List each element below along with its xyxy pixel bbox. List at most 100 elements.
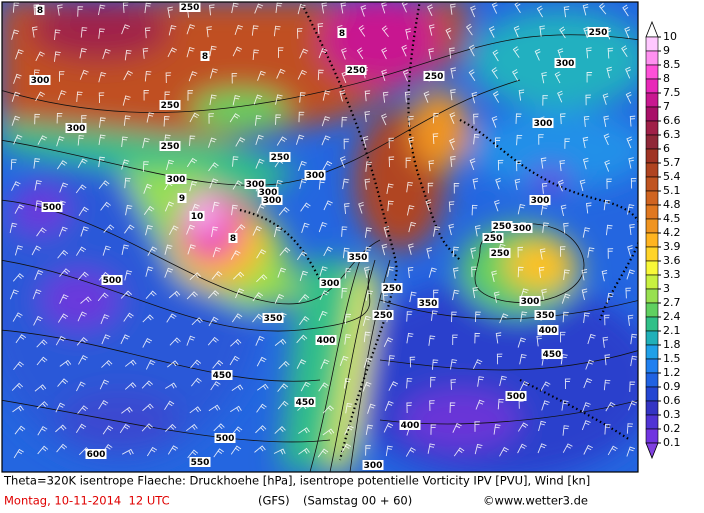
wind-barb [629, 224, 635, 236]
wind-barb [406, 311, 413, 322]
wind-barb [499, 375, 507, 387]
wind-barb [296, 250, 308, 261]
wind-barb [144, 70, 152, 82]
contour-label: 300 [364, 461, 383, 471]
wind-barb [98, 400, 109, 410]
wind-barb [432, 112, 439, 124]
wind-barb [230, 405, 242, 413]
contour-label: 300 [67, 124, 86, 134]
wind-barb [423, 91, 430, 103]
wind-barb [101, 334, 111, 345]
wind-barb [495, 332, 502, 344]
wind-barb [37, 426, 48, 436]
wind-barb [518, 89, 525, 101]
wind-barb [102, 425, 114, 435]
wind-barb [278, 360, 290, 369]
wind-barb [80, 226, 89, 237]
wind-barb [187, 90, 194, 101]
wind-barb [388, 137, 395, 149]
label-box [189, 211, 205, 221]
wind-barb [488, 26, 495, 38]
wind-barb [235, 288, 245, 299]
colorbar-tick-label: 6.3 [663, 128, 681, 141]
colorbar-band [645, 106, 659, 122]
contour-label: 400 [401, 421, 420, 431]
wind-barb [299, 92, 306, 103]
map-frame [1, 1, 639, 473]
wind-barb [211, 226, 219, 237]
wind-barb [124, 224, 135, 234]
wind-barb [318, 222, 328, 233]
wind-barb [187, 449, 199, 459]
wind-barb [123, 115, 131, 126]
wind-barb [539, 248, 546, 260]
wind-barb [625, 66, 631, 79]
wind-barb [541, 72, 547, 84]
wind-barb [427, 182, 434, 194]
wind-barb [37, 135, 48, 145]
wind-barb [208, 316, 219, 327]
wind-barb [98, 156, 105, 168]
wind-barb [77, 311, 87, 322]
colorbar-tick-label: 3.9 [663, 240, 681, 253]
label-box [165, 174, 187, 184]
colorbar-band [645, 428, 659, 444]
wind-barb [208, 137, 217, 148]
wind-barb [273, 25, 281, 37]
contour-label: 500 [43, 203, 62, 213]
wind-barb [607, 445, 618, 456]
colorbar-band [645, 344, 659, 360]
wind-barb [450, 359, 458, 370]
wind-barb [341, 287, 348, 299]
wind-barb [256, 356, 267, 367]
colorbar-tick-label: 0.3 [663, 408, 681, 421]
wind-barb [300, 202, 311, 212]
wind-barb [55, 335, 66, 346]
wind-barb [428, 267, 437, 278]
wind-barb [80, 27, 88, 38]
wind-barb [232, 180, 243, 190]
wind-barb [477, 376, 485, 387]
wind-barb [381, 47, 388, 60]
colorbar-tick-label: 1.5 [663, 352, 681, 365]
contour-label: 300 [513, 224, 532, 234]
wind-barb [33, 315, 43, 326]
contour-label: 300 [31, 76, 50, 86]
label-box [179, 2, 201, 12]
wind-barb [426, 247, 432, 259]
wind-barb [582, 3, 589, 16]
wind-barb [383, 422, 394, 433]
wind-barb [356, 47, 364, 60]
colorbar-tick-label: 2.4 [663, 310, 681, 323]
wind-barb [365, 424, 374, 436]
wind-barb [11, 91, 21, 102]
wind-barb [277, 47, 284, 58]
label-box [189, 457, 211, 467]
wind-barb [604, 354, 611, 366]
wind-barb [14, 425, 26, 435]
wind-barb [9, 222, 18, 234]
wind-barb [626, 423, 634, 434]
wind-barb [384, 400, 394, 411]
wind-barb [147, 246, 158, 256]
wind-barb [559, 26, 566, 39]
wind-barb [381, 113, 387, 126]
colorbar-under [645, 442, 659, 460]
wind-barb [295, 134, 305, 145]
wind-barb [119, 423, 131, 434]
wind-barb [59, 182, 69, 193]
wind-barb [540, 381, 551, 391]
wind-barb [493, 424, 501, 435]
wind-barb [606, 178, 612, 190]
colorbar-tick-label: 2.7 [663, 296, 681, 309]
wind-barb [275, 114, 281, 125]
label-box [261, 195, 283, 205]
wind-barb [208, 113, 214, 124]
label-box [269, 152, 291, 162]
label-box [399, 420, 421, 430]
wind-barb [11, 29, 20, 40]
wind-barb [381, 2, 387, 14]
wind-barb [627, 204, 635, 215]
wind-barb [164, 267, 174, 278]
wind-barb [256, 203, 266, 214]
::::::::
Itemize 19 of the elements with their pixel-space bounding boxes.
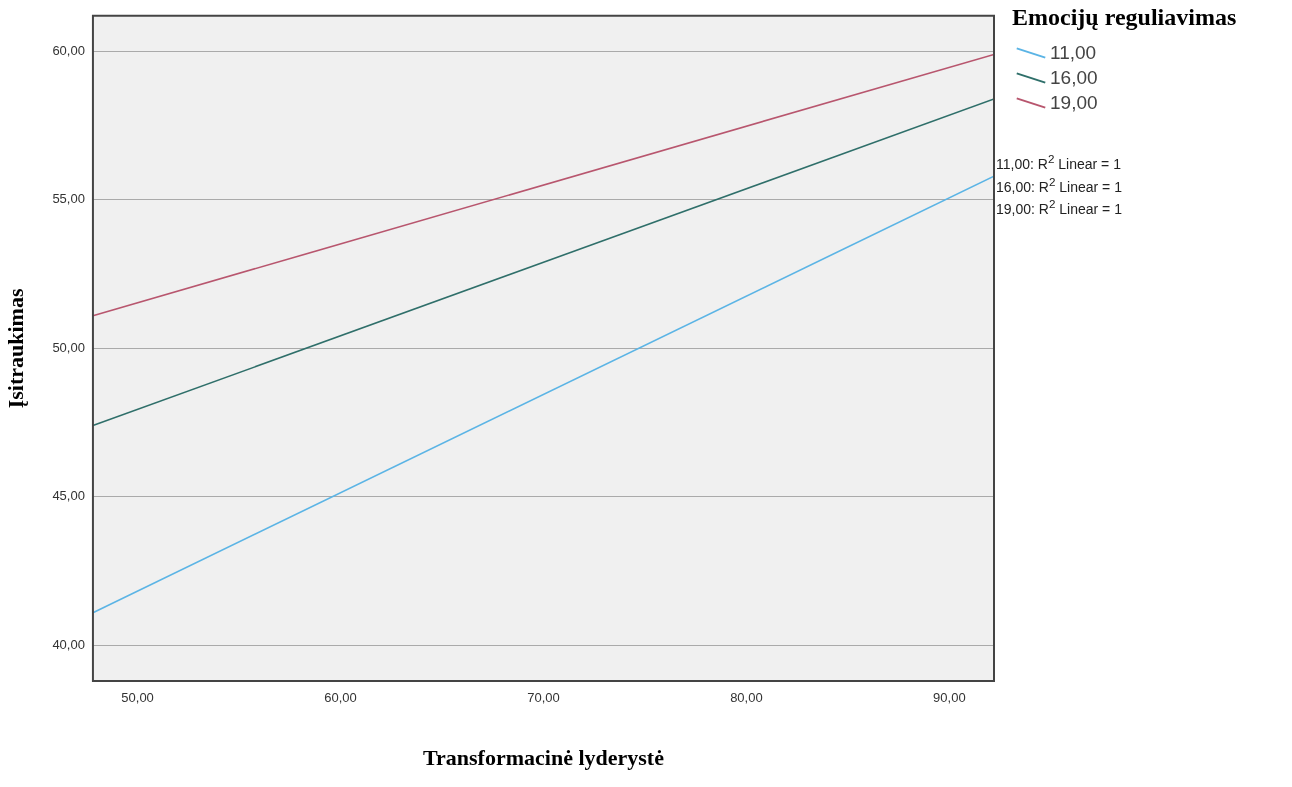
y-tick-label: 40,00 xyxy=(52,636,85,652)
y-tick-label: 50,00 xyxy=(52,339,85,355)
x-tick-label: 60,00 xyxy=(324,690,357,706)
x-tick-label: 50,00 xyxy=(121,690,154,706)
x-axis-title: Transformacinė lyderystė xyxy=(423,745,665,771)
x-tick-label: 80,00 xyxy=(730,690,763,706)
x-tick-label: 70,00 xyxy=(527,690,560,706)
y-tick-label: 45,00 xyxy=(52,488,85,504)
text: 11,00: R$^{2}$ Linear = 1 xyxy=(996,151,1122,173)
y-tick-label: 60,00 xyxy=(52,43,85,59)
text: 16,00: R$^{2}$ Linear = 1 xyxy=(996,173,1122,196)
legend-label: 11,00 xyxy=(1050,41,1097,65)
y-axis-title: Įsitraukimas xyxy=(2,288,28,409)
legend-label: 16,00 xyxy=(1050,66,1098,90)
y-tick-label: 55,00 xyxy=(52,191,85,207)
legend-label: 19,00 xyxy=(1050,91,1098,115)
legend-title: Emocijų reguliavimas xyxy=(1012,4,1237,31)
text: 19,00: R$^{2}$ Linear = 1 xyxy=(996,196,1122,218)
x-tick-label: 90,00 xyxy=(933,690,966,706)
::::::::
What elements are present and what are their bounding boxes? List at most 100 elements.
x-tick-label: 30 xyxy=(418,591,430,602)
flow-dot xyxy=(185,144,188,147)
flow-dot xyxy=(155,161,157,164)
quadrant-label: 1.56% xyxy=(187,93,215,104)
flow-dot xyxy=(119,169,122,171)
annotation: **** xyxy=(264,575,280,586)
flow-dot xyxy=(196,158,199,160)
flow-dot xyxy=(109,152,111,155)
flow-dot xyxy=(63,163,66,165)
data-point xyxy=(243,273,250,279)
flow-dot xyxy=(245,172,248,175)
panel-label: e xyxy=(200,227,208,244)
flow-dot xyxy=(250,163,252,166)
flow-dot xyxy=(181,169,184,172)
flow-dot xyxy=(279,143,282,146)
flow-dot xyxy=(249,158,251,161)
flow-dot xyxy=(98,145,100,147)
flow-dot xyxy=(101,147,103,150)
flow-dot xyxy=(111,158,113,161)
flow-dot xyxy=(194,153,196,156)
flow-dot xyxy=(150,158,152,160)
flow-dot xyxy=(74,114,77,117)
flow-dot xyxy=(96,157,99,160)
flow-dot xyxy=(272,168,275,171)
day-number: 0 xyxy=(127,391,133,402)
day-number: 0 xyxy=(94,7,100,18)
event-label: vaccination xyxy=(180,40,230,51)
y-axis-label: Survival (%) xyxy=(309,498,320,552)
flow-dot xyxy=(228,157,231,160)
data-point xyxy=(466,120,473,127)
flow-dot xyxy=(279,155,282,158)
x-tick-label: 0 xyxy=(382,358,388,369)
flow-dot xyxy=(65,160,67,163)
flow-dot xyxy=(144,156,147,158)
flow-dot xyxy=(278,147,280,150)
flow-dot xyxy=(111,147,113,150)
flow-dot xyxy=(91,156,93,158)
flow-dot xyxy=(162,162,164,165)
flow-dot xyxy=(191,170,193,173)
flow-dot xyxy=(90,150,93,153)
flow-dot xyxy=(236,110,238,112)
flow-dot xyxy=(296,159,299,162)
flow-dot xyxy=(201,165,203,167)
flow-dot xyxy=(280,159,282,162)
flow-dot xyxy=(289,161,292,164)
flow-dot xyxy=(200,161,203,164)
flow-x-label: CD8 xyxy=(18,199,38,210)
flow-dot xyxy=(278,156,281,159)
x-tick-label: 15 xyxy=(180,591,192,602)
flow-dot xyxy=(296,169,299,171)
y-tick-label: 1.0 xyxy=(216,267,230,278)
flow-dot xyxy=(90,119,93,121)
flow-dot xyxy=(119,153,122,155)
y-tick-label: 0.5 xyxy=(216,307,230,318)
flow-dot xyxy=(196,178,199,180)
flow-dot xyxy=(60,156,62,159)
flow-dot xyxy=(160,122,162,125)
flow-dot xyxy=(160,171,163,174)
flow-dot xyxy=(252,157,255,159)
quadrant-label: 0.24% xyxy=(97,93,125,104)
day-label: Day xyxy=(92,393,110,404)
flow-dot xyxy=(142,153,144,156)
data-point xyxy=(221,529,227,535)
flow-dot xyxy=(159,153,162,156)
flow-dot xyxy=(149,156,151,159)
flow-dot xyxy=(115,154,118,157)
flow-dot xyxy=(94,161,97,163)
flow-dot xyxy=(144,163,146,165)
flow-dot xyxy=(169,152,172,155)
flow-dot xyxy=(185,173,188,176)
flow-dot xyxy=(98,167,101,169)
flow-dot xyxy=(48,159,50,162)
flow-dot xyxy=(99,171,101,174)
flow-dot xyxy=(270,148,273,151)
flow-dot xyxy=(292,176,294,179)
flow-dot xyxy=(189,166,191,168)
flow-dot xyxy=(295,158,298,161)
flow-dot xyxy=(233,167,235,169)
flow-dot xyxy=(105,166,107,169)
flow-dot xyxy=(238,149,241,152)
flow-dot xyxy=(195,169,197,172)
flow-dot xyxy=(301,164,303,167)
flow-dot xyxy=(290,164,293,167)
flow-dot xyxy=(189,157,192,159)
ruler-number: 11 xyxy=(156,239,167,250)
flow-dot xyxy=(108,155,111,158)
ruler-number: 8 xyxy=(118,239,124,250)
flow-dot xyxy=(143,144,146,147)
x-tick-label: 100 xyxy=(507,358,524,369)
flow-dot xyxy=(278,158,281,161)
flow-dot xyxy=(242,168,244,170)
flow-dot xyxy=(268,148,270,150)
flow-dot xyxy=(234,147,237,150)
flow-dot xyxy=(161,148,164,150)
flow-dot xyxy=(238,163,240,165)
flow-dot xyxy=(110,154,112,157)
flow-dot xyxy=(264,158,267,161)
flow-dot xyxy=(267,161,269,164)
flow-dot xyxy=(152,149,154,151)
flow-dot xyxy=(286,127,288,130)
::::::::
> [Problem requirements] Rewrite the part of the records that opens with the line containing "Itemize 19 of" and closes with the line containing "x-tick-label: 90,00 xyxy=(933,690,966,706)", putting "series-label" wherever "legend-label" stands and keeping everything else unchanged. Leave the pictures out of the answer.

> [Exercise solution]
Itemize 19 of the elements with their pixel-space bounding boxes.
y-tick-label: 40,00 xyxy=(52,636,85,652)
y-tick-label: 50,00 xyxy=(52,339,85,355)
x-tick-label: 60,00 xyxy=(324,690,357,706)
x-tick-label: 50,00 xyxy=(121,690,154,706)
x-axis-title: Transformacinė lyderystė xyxy=(423,745,665,771)
x-tick-label: 80,00 xyxy=(730,690,763,706)
x-tick-label: 70,00 xyxy=(527,690,560,706)
y-tick-label: 45,00 xyxy=(52,488,85,504)
text: 11,00: R$^{2}$ Linear = 1 xyxy=(996,151,1122,173)
y-tick-label: 60,00 xyxy=(52,43,85,59)
text: 16,00: R$^{2}$ Linear = 1 xyxy=(996,173,1122,196)
series-label: 11,00 xyxy=(1050,41,1097,65)
y-axis-title: Įsitraukimas xyxy=(2,288,28,409)
series-label: 16,00 xyxy=(1050,66,1098,90)
y-tick-label: 55,00 xyxy=(52,191,85,207)
series-label: 19,00 xyxy=(1050,91,1098,115)
legend-title: Emocijų reguliavimas xyxy=(1012,4,1237,31)
text: 19,00: R$^{2}$ Linear = 1 xyxy=(996,196,1122,218)
x-tick-label: 90,00 xyxy=(933,690,966,706)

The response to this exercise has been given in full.